- WHAT NEEDS TO BE DONE
Images in the records should be skipped while the rest is transcribed verbatim.

- PROVIDED DATA
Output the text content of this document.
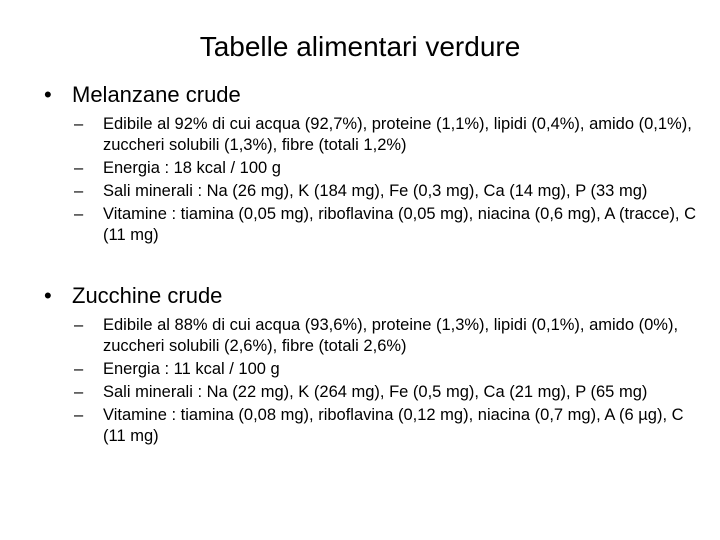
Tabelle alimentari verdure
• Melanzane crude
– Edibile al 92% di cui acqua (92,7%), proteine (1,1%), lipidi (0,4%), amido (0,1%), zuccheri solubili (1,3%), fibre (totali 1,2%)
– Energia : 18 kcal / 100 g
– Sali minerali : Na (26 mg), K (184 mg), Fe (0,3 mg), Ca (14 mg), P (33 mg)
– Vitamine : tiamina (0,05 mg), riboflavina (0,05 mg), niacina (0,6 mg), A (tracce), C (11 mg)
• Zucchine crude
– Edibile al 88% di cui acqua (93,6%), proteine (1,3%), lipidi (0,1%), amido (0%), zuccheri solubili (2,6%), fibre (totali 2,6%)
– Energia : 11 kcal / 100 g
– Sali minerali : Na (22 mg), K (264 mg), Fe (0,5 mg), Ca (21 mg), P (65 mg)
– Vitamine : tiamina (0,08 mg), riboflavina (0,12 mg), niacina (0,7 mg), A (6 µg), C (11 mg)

- RESPONSE BELOW
Output the text content of this document.
Tabelle alimentari verdure
• Melanzane crude
– Edibile al 92% di cui acqua (92,7%), proteine (1,1%), lipidi (0,4%), amido (0,1%), zuccheri solubili (1,3%), fibre (totali 1,2%)
– Energia : 18 kcal / 100 g
– Sali minerali : Na (26 mg), K (184 mg), Fe (0,3 mg), Ca (14 mg), P (33 mg)
– Vitamine : tiamina (0,05 mg), riboflavina (0,05 mg), niacina (0,6 mg), A (tracce), C (11 mg)
• Zucchine crude
– Edibile al 88% di cui acqua (93,6%), proteine (1,3%), lipidi (0,1%), amido (0%), zuccheri solubili (2,6%), fibre (totali 2,6%)
– Energia : 11 kcal / 100 g
– Sali minerali : Na (22 mg), K (264 mg), Fe (0,5 mg), Ca (21 mg), P (65 mg)
– Vitamine : tiamina (0,08 mg), riboflavina (0,12 mg), niacina (0,7 mg), A (6 µg), C (11 mg)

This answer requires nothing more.